[Items listed in a dataset]
|---|

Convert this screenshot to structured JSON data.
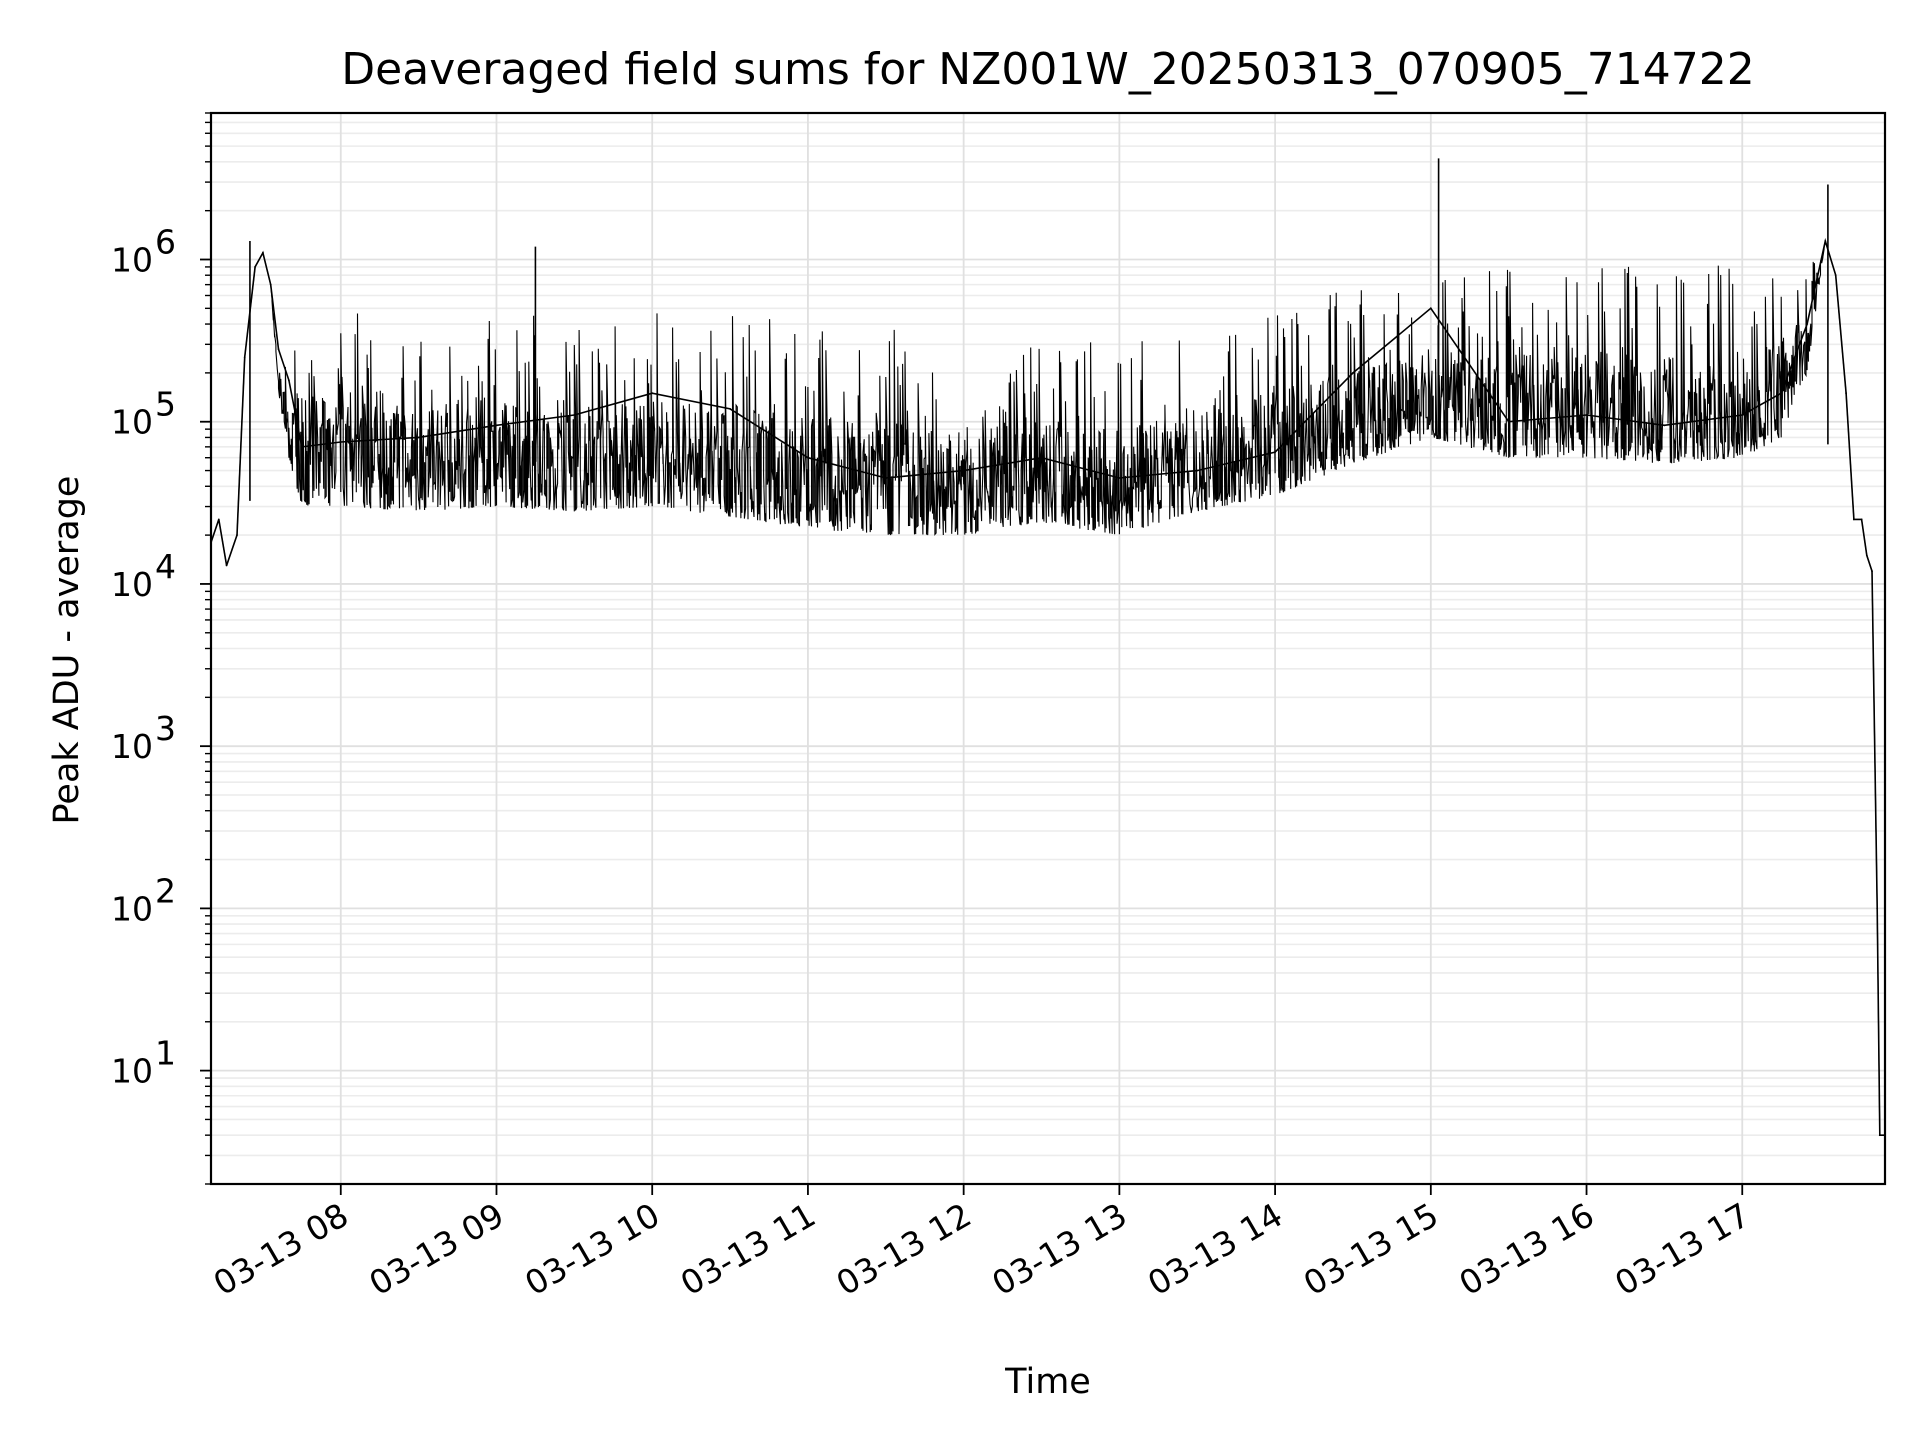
{
  "chart_data": {
    "type": "line",
    "title": "Deaveraged field sums for NZ001W_20250313_070905_714722",
    "xlabel": "Time",
    "ylabel": "Peak ADU - average",
    "yscale": "log",
    "ylim": [
      2,
      8000000
    ],
    "xlim": [
      "2025-03-13T07:10:00",
      "2025-03-13T17:55:00"
    ],
    "grid": true,
    "x_ticks": [
      "03-13 08",
      "03-13 09",
      "03-13 10",
      "03-13 11",
      "03-13 12",
      "03-13 13",
      "03-13 14",
      "03-13 15",
      "03-13 16",
      "03-13 17"
    ],
    "x_tick_times": [
      "2025-03-13T08:00:00",
      "2025-03-13T09:00:00",
      "2025-03-13T10:00:00",
      "2025-03-13T11:00:00",
      "2025-03-13T12:00:00",
      "2025-03-13T13:00:00",
      "2025-03-13T14:00:00",
      "2025-03-13T15:00:00",
      "2025-03-13T16:00:00",
      "2025-03-13T17:00:00"
    ],
    "y_ticks": [
      10,
      100,
      1000,
      10000,
      100000,
      1000000
    ],
    "y_tick_labels": [
      {
        "base": "10",
        "exp": "1"
      },
      {
        "base": "10",
        "exp": "2"
      },
      {
        "base": "10",
        "exp": "3"
      },
      {
        "base": "10",
        "exp": "4"
      },
      {
        "base": "10",
        "exp": "5"
      },
      {
        "base": "10",
        "exp": "6"
      }
    ],
    "series": [
      {
        "line_color": "#000000",
        "x": [
          "2025-03-13T07:10:00",
          "2025-03-13T07:13:00",
          "2025-03-13T07:16:00",
          "2025-03-13T07:20:00",
          "2025-03-13T07:23:00",
          "2025-03-13T07:27:00",
          "2025-03-13T07:30:00",
          "2025-03-13T07:33:00",
          "2025-03-13T07:36:00",
          "2025-03-13T07:40:00",
          "2025-03-13T07:45:00",
          "2025-03-13T08:00:00",
          "2025-03-13T08:30:00",
          "2025-03-13T09:00:00",
          "2025-03-13T09:30:00",
          "2025-03-13T10:00:00",
          "2025-03-13T10:30:00",
          "2025-03-13T11:00:00",
          "2025-03-13T11:30:00",
          "2025-03-13T12:00:00",
          "2025-03-13T12:30:00",
          "2025-03-13T13:00:00",
          "2025-03-13T13:30:00",
          "2025-03-13T14:00:00",
          "2025-03-13T14:30:00",
          "2025-03-13T15:00:00",
          "2025-03-13T15:30:00",
          "2025-03-13T16:00:00",
          "2025-03-13T16:30:00",
          "2025-03-13T17:00:00",
          "2025-03-13T17:15:00",
          "2025-03-13T17:25:00",
          "2025-03-13T17:32:00",
          "2025-03-13T17:36:00",
          "2025-03-13T17:40:00",
          "2025-03-13T17:43:00",
          "2025-03-13T17:46:00",
          "2025-03-13T17:48:00",
          "2025-03-13T17:50:00",
          "2025-03-13T17:52:00",
          "2025-03-13T17:53:00",
          "2025-03-13T17:55:00"
        ],
        "y": [
          18000,
          25000,
          13000,
          20000,
          250000,
          900000,
          1100000,
          700000,
          280000,
          180000,
          70000,
          75000,
          80000,
          95000,
          110000,
          150000,
          120000,
          60000,
          45000,
          50000,
          60000,
          45000,
          50000,
          65000,
          200000,
          500000,
          100000,
          110000,
          95000,
          110000,
          150000,
          400000,
          1300000,
          800000,
          150000,
          25000,
          25000,
          15000,
          12000,
          100,
          4,
          4
        ],
        "envelope_min": [
          18000,
          25000,
          13000,
          20000,
          250000,
          900000,
          1100000,
          700000,
          150000,
          60000,
          30000,
          30000,
          28000,
          30000,
          28000,
          30000,
          26000,
          22000,
          20000,
          20000,
          24000,
          20000,
          28000,
          35000,
          55000,
          80000,
          60000,
          60000,
          55000,
          60000,
          80000,
          200000,
          1300000,
          800000,
          150000,
          25000,
          25000,
          15000,
          12000,
          100,
          4,
          4
        ],
        "envelope_max": [
          18000,
          25000,
          13000,
          20000,
          250000,
          900000,
          1100000,
          700000,
          280000,
          250000,
          500000,
          520000,
          500000,
          520000,
          450000,
          480000,
          470000,
          420000,
          380000,
          300000,
          350000,
          300000,
          400000,
          550000,
          650000,
          800000,
          900000,
          950000,
          900000,
          950000,
          1000000,
          900000,
          1300000,
          800000,
          150000,
          25000,
          25000,
          15000,
          12000,
          100,
          4,
          4
        ],
        "peaks": [
          {
            "x": "2025-03-13T07:25:00",
            "y": 1300000
          },
          {
            "x": "2025-03-13T09:15:00",
            "y": 1200000
          },
          {
            "x": "2025-03-13T15:03:00",
            "y": 4200000
          },
          {
            "x": "2025-03-13T17:33:00",
            "y": 2900000
          }
        ]
      }
    ]
  }
}
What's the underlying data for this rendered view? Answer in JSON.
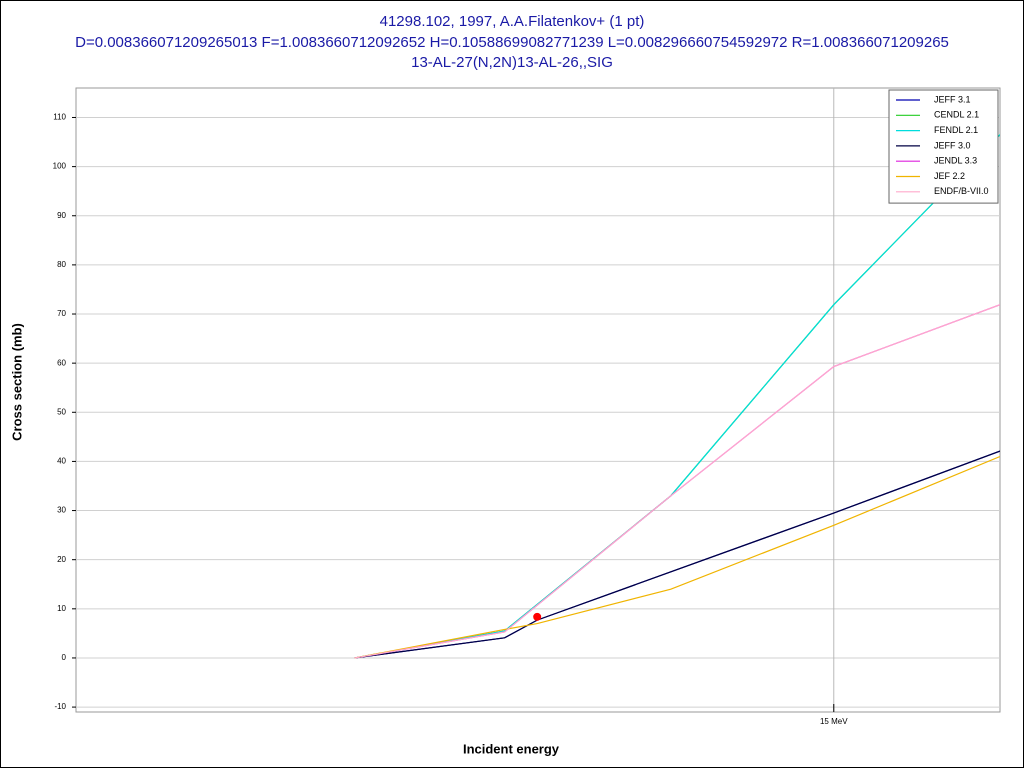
{
  "chart_data": {
    "type": "line",
    "title": [
      "41298.102, 1997, A.A.Filatenkov+ (1 pt)",
      "D=0.008366071209265013 F=1.0083660712092652 H=0.10588699082771239 L=0.008296660754592972 R=1.008366071209265",
      "13-AL-27(N,2N)13-AL-26,,SIG"
    ],
    "xlabel": "Incident energy",
    "ylabel": "Cross section (mb)",
    "xlim": [
      12.675,
      15.51
    ],
    "ylim": [
      -11,
      116
    ],
    "xticks": [
      {
        "value": 15,
        "label": "15 MeV"
      }
    ],
    "yticks": [
      -10,
      0,
      10,
      20,
      30,
      40,
      50,
      60,
      70,
      80,
      90,
      100,
      110
    ],
    "grid": true,
    "legend": "upper right",
    "series": [
      {
        "name": "JEFF 3.1",
        "color": "#0000b0",
        "x": [
          13.53,
          13.99,
          14.09,
          15.0,
          15.51
        ],
        "values": [
          0,
          4.1,
          7.7,
          29.5,
          42.1
        ]
      },
      {
        "name": "CENDL 2.1",
        "color": "#22cc22",
        "x": [
          13.53,
          13.99,
          14.5,
          15.0,
          15.51
        ],
        "values": [
          0,
          5.5,
          33,
          71.9,
          106.5
        ]
      },
      {
        "name": "FENDL 2.1",
        "color": "#00dddd",
        "x": [
          13.53,
          13.99,
          14.5,
          15.0,
          15.51
        ],
        "values": [
          0,
          5.5,
          33,
          71.9,
          106.5
        ]
      },
      {
        "name": "JEFF 3.0",
        "color": "#000044",
        "x": [
          13.53,
          13.99,
          14.09,
          15.0,
          15.51
        ],
        "values": [
          0,
          4.1,
          7.7,
          29.5,
          42.1
        ]
      },
      {
        "name": "JENDL 3.3",
        "color": "#dd22dd",
        "x": [
          13.53,
          13.99,
          14.5,
          15.0,
          15.51
        ],
        "values": [
          0,
          5.3,
          33,
          59.3,
          71.9
        ]
      },
      {
        "name": "JEF 2.2",
        "color": "#f0b400",
        "x": [
          13.53,
          13.99,
          14.09,
          14.5,
          15.0,
          15.51
        ],
        "values": [
          0,
          5.8,
          7,
          14,
          27,
          41
        ]
      },
      {
        "name": "ENDF/B-VII.0",
        "color": "#ffaacc",
        "x": [
          13.53,
          13.99,
          14.5,
          15.0,
          15.51
        ],
        "values": [
          0,
          5.3,
          33,
          59.3,
          71.9
        ]
      }
    ],
    "points": {
      "color": "#ff0000",
      "x": [
        14.09
      ],
      "values": [
        8.37
      ]
    }
  }
}
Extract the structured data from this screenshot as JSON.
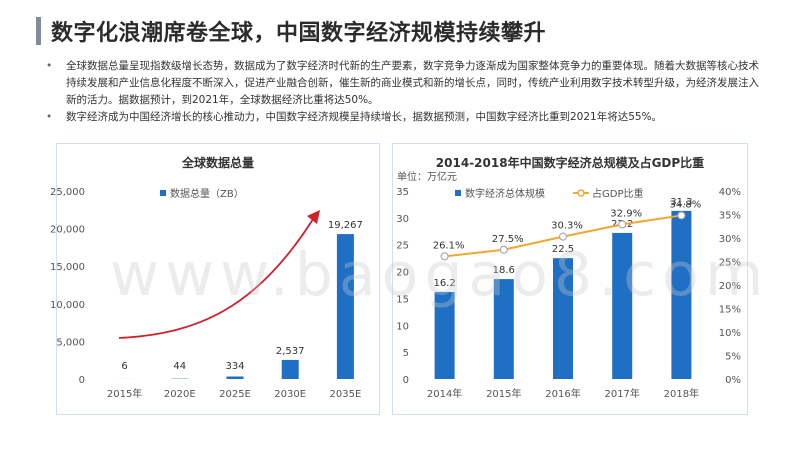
{
  "page": {
    "title": "数字化浪潮席卷全球，中国数字经济规模持续攀升",
    "bullets": [
      "全球数据总量呈现指数级增长态势，数据成为了数字经济时代新的生产要素，数字竞争力逐渐成为国家整体竞争力的重要体现。随着大数据等核心技术持续发展和产业信息化程度不断深入，促进产业融合创新，催生新的商业模式和新的增长点，同时，传统产业利用数字技术转型升级，为经济发展注入新的活力。据数据预计，到2021年，全球数据经济比重将达50%。",
      "数字经济成为中国经济增长的核心推动力，中国数字经济规模呈持续增长，据数据预测，中国数字经济比重到2021年将达55%。"
    ],
    "watermark": "www.baogao8.com"
  },
  "colors": {
    "bar": "#1f6fc5",
    "line": "#f0a830",
    "arrow": "#d0202a",
    "panel_border": "#cfe0ee"
  },
  "chart_data": [
    {
      "type": "bar",
      "title": "全球数据总量",
      "legend": "数据总量（ZB）",
      "categories": [
        "2015年",
        "2020E",
        "2025E",
        "2030E",
        "2035E"
      ],
      "values": [
        6,
        44,
        334,
        2537,
        19267
      ],
      "value_labels": [
        "6",
        "44",
        "334",
        "2,537",
        "19,267"
      ],
      "ylim": [
        0,
        25000
      ],
      "yticks": [
        "0",
        "5,000",
        "10,000",
        "15,000",
        "20,000",
        "25,000"
      ],
      "ytick_values": [
        0,
        5000,
        10000,
        15000,
        20000,
        25000
      ],
      "annotation": "exponential growth arrow"
    },
    {
      "type": "bar+line",
      "title": "2014-2018年中国数字经济总规模及占GDP比重",
      "unit": "单位：万亿元",
      "categories": [
        "2014年",
        "2015年",
        "2016年",
        "2017年",
        "2018年"
      ],
      "series": [
        {
          "name": "数字经济总体规模",
          "type": "bar",
          "values": [
            16.2,
            18.6,
            22.5,
            27.2,
            31.3
          ],
          "labels": [
            "16.2",
            "18.6",
            "22.5",
            "27.2",
            "31.3"
          ]
        },
        {
          "name": "占GDP比重",
          "type": "line",
          "values": [
            26.1,
            27.5,
            30.3,
            32.9,
            34.8
          ],
          "labels": [
            "26.1%",
            "27.5%",
            "30.3%",
            "32.9%",
            "34.8%"
          ]
        }
      ],
      "ylim_left": [
        0,
        35
      ],
      "yticks_left": [
        "0",
        "5",
        "10",
        "15",
        "20",
        "25",
        "30",
        "35"
      ],
      "ytick_values_left": [
        0,
        5,
        10,
        15,
        20,
        25,
        30,
        35
      ],
      "ylim_right": [
        0,
        40
      ],
      "yticks_right": [
        "0%",
        "5%",
        "10%",
        "15%",
        "20%",
        "25%",
        "30%",
        "35%",
        "40%"
      ],
      "ytick_values_right": [
        0,
        5,
        10,
        15,
        20,
        25,
        30,
        35,
        40
      ]
    }
  ]
}
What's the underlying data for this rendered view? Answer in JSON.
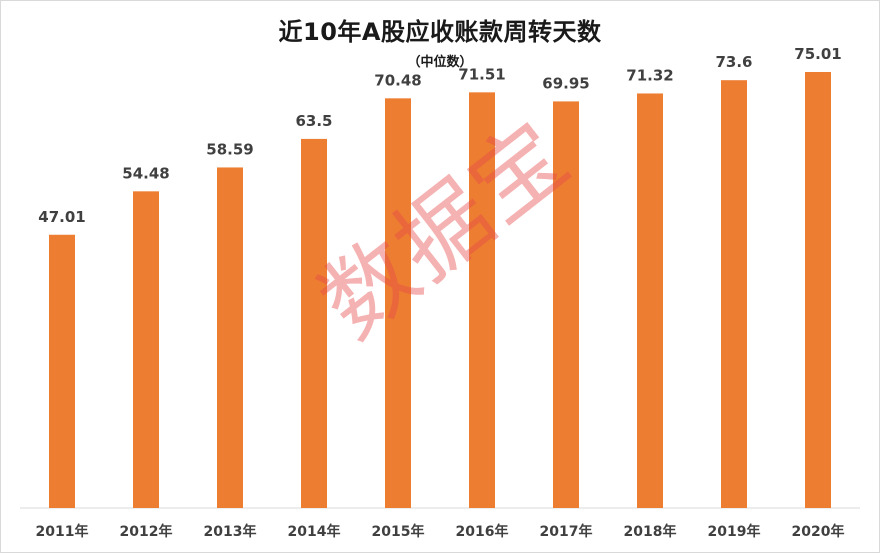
{
  "chart_data": {
    "type": "bar",
    "title": "近10年A股应收账款周转天数",
    "subtitle": "（中位数）",
    "categories": [
      "2011年",
      "2012年",
      "2013年",
      "2014年",
      "2015年",
      "2016年",
      "2017年",
      "2018年",
      "2019年",
      "2020年"
    ],
    "values": [
      47.01,
      54.48,
      58.59,
      63.5,
      70.48,
      71.51,
      69.95,
      71.32,
      73.6,
      75.01
    ],
    "value_labels": [
      "47.01",
      "54.48",
      "58.59",
      "63.5",
      "70.48",
      "71.51",
      "69.95",
      "71.32",
      "73.6",
      "75.01"
    ],
    "ylim": [
      0,
      80
    ],
    "grid": false,
    "bar_color": "#ed7d31"
  },
  "watermark": "数据宝"
}
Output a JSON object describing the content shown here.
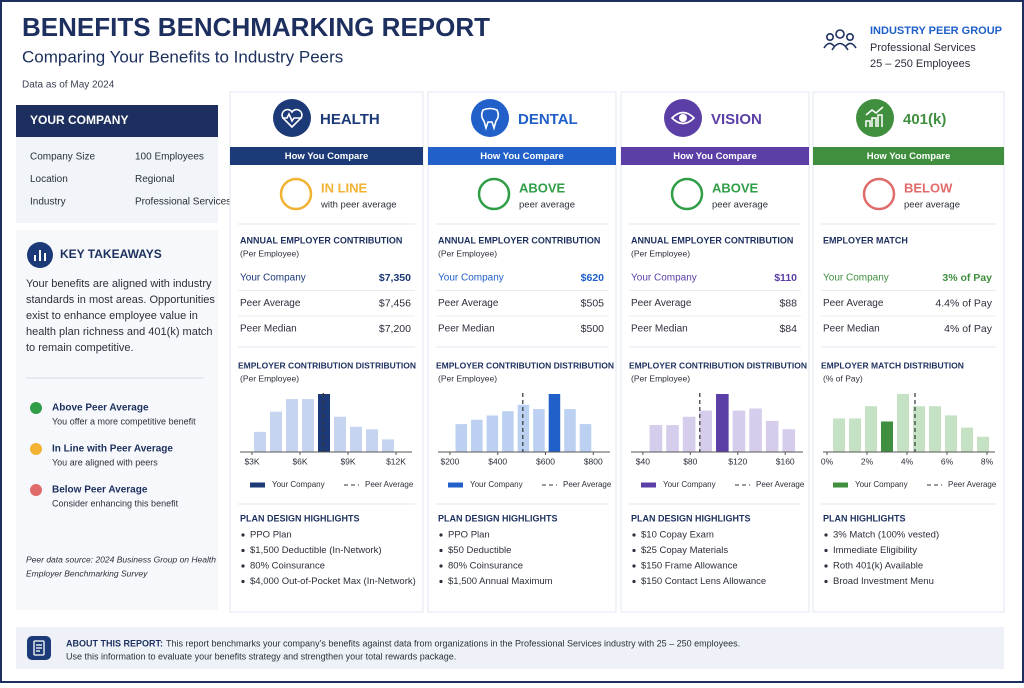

|---|

Exercise requirements → Scan the lines above for "JSON", then copy every one that has it.

Exercise result →
Convert this screenshot to structured JSON data.
What's the underlying data for this rendered view? Answer in JSON.
Extract the structured data from this screenshot as JSON.
What's the underlying data for this rendered view? Answer in JSON.
Output a JSON object describing the content shown here.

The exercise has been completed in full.